● **Task instructions**
Beginning with the line where "Read out every word on this page." appears, retype every remaining line of the data below, both the first and last included.

Entries taken from a collection:
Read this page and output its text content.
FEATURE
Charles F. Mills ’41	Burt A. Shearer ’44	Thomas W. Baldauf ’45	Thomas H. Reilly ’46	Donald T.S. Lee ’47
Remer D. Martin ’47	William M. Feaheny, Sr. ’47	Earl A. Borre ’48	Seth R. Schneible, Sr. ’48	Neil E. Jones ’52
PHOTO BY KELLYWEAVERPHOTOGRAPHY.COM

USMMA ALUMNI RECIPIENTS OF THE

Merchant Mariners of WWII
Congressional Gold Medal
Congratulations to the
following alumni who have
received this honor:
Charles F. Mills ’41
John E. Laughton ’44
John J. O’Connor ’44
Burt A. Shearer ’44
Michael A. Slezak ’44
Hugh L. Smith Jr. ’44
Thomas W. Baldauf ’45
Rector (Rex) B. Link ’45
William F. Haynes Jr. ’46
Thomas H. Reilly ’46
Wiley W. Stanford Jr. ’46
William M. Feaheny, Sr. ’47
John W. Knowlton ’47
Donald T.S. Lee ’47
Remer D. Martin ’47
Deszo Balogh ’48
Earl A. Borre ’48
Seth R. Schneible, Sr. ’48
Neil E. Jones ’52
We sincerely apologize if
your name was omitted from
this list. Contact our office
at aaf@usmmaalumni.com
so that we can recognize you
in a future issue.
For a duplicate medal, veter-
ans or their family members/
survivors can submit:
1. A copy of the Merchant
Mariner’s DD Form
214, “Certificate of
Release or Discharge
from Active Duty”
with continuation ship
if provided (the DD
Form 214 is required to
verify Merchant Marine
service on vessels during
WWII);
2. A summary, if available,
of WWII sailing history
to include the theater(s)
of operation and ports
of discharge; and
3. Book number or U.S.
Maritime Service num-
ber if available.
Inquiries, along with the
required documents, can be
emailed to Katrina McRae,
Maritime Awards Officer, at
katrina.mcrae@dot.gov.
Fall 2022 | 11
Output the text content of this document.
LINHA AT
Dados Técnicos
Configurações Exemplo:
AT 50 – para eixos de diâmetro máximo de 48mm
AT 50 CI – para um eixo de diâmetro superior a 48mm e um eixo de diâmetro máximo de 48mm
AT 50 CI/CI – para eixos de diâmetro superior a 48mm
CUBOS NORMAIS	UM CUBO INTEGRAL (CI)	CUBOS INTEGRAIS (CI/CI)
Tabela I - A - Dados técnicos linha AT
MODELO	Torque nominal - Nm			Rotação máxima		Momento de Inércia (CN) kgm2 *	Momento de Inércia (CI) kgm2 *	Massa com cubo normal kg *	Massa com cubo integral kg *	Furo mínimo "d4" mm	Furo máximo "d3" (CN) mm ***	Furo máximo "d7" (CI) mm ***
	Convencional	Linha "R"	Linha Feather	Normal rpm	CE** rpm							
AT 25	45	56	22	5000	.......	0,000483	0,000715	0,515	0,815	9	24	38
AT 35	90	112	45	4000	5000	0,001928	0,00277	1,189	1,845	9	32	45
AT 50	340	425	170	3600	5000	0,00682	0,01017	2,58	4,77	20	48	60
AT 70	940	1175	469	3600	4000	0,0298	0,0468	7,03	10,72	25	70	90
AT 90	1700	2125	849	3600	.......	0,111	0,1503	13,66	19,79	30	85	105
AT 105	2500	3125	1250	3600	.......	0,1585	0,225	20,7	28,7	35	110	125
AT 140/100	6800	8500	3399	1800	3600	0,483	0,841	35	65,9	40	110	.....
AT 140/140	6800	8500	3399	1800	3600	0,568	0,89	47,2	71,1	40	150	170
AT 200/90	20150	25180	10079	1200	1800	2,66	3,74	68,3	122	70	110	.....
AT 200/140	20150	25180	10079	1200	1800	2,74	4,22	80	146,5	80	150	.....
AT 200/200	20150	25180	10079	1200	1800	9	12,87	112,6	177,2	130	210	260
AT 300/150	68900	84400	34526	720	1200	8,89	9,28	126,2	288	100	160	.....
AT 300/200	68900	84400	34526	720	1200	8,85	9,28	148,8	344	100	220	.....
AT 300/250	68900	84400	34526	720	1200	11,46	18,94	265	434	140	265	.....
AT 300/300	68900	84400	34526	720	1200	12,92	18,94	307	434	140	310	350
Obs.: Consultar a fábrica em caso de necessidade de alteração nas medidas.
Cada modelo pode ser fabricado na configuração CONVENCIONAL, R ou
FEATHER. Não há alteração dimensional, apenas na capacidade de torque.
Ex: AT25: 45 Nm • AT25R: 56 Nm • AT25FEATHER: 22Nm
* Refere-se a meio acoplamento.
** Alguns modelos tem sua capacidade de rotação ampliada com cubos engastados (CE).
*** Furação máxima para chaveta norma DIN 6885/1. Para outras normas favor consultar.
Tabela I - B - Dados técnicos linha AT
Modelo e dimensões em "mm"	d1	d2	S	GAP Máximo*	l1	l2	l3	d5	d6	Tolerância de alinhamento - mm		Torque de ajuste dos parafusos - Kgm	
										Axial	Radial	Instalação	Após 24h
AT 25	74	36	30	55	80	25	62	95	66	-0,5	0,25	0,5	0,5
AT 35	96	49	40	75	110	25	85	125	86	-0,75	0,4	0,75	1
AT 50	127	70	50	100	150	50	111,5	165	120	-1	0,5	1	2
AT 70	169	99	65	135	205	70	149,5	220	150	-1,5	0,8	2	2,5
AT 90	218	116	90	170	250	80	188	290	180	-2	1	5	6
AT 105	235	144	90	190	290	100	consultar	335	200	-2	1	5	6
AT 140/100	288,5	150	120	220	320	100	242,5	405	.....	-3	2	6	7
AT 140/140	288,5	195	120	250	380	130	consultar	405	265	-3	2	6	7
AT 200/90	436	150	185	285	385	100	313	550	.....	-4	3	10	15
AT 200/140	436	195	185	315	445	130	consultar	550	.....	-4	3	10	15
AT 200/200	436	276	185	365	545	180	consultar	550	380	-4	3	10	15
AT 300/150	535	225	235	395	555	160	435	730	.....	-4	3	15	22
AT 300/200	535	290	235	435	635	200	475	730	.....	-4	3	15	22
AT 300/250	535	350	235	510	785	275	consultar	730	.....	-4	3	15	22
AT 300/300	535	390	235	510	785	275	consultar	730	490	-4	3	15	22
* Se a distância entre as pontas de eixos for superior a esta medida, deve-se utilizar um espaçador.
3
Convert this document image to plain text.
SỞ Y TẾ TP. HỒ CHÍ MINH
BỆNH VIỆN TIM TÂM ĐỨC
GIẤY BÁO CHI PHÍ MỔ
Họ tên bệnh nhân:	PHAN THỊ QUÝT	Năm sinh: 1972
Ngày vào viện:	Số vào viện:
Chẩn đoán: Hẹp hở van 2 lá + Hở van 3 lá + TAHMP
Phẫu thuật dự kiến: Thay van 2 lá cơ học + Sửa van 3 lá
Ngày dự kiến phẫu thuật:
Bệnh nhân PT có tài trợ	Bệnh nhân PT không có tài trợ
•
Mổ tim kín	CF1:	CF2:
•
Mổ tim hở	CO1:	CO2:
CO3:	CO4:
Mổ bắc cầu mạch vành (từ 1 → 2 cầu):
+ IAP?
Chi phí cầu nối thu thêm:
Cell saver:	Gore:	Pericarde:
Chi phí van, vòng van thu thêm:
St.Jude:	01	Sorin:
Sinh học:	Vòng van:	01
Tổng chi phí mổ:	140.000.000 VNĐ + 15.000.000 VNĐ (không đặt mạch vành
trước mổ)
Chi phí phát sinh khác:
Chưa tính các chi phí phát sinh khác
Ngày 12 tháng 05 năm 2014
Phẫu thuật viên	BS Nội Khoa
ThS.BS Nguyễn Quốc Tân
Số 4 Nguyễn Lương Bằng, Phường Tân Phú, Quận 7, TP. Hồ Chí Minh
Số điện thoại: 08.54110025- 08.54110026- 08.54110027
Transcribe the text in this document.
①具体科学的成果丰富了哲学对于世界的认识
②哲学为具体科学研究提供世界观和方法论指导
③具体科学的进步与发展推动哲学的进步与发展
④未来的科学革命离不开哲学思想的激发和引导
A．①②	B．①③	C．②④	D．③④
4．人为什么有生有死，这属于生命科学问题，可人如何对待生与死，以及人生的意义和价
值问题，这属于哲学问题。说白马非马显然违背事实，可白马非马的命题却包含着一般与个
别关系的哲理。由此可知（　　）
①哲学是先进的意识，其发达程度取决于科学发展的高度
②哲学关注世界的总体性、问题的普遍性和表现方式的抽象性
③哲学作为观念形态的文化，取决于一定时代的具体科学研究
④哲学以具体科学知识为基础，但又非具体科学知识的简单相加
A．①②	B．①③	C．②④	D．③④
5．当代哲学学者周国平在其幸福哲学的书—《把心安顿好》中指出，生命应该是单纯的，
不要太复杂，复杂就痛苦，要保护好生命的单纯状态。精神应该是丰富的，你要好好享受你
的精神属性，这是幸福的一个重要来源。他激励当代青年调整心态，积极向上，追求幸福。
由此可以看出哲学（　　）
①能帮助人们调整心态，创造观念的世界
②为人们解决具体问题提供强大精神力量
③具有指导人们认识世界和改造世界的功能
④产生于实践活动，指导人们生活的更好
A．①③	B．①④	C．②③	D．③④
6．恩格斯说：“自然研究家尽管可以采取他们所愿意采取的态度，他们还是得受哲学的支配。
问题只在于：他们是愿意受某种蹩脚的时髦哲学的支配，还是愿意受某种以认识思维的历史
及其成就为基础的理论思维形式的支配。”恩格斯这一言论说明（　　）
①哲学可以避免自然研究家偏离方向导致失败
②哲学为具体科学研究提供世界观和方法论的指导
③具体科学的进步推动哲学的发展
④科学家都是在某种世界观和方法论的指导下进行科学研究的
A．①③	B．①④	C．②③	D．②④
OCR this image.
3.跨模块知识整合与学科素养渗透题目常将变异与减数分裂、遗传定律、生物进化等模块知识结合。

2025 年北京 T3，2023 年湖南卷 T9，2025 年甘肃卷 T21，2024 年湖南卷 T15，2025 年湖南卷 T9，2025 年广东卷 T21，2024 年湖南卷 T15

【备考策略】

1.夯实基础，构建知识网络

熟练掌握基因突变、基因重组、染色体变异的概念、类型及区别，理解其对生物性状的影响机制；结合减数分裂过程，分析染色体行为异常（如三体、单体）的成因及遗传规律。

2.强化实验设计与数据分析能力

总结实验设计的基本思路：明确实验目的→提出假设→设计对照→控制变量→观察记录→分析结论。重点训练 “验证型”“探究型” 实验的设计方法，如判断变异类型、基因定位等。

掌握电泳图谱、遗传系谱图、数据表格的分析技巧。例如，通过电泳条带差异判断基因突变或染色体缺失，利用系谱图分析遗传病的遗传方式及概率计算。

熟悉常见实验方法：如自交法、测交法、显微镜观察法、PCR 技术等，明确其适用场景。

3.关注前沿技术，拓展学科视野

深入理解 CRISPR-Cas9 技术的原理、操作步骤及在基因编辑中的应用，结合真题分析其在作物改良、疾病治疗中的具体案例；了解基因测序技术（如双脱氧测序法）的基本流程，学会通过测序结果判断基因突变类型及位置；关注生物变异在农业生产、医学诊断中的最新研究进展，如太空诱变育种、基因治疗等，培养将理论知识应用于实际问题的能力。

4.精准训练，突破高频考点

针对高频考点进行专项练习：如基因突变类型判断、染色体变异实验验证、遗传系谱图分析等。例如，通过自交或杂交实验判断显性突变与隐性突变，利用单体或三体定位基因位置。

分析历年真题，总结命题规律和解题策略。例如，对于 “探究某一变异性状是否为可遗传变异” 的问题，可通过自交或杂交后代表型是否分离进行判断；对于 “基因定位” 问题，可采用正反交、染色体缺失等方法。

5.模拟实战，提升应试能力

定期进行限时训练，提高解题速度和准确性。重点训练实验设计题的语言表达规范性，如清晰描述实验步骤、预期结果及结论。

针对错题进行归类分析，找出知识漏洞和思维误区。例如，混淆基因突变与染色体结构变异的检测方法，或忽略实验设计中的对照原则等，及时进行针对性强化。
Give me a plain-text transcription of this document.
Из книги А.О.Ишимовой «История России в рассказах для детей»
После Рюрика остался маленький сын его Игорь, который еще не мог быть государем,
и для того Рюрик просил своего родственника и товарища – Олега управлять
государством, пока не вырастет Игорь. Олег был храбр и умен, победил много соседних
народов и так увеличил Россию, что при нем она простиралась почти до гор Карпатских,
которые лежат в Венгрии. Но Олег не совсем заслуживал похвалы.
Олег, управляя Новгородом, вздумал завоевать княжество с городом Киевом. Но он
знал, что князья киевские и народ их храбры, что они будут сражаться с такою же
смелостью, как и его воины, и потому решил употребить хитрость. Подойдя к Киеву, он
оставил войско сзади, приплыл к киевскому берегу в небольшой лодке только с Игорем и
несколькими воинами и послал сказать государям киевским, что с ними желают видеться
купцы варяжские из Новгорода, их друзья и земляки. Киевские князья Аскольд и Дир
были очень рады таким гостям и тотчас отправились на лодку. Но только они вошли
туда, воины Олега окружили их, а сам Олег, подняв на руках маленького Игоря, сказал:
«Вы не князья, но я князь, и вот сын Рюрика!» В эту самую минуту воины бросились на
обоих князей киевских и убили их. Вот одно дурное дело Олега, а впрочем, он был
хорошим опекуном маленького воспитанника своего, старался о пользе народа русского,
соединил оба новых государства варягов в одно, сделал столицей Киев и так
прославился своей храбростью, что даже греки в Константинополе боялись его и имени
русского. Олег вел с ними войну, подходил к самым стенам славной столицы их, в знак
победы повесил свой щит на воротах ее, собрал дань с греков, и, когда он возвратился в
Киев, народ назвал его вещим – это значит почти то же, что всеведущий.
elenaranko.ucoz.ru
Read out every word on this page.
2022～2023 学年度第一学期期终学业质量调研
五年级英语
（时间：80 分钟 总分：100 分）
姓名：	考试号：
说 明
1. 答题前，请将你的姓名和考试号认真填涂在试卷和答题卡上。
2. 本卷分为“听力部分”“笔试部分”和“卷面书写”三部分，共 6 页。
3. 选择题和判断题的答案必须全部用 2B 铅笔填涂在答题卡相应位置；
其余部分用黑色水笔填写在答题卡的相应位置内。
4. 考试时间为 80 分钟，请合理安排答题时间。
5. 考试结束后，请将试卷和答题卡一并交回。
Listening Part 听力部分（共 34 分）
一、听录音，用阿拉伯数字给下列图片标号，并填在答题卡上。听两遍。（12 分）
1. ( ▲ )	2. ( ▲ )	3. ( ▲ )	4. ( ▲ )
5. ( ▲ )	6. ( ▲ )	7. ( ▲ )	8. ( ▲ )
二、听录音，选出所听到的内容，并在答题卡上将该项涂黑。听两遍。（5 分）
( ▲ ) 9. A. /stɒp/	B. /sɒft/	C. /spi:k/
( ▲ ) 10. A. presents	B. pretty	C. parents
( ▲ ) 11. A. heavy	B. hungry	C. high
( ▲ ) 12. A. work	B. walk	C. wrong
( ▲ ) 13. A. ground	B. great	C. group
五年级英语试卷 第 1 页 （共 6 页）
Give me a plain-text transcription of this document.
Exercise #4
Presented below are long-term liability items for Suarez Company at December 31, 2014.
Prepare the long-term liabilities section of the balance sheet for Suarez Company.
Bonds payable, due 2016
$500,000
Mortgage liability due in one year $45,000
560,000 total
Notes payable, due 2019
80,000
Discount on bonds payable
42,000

● **Correct answer**
Read out every word on this page.
2022～2023 学年度第一学期期终学业质量调研
五年级英语
（时间：80 分钟 总分：100 分）
姓名：	考试号：
说 明
1. 答题前，请将你的姓名和考试号认真填涂在试卷和答题卡上。
2. 本卷分为“听力部分”“笔试部分”和“卷面书写”三部分，共 6 页。
3. 选择题和判断题的答案必须全部用 2B 铅笔填涂在答题卡相应位置；
其余部分用黑色水笔填写在答题卡的相应位置内。
4. 考试时间为 80 分钟，请合理安排答题时间。
5. 考试结束后，请将试卷和答题卡一并交回。
Listening Part 听力部分（共 34 分）
一、听录音，用阿拉伯数字给下列图片标号，并填在答题卡上。听两遍。（12 分）
1. ( ▲ )	2. ( ▲ )	3. ( ▲ )	4. ( ▲ )
5. ( ▲ )	6. ( ▲ )	7. ( ▲ )	8. ( ▲ )
二、听录音，选出所听到的内容，并在答题卡上将该项涂黑。听两遍。（5 分）
( ▲ ) 9. A. /stɒp/	B. /sɒft/	C. /spi:k/
( ▲ ) 10. A. presents	B. pretty	C. parents
( ▲ ) 11. A. heavy	B. hungry	C. high
( ▲ ) 12. A. work	B. walk	C. wrong
( ▲ ) 13. A. ground	B. great	C. group
五年级英语试卷 第 1 页 （共 6 页）
Give me a plain-text transcription of this document.
Exercise #4
Presented below are long-term liability items for Suarez Company at December 31, 2014.
Prepare the long-term liabilities section of the balance sheet for Suarez Company.
Bonds payable, due 2016
$500,000
Mortgage liability due in one year $45,000
560,000 total
Notes payable, due 2019
80,000
Discount on bonds payable
42,000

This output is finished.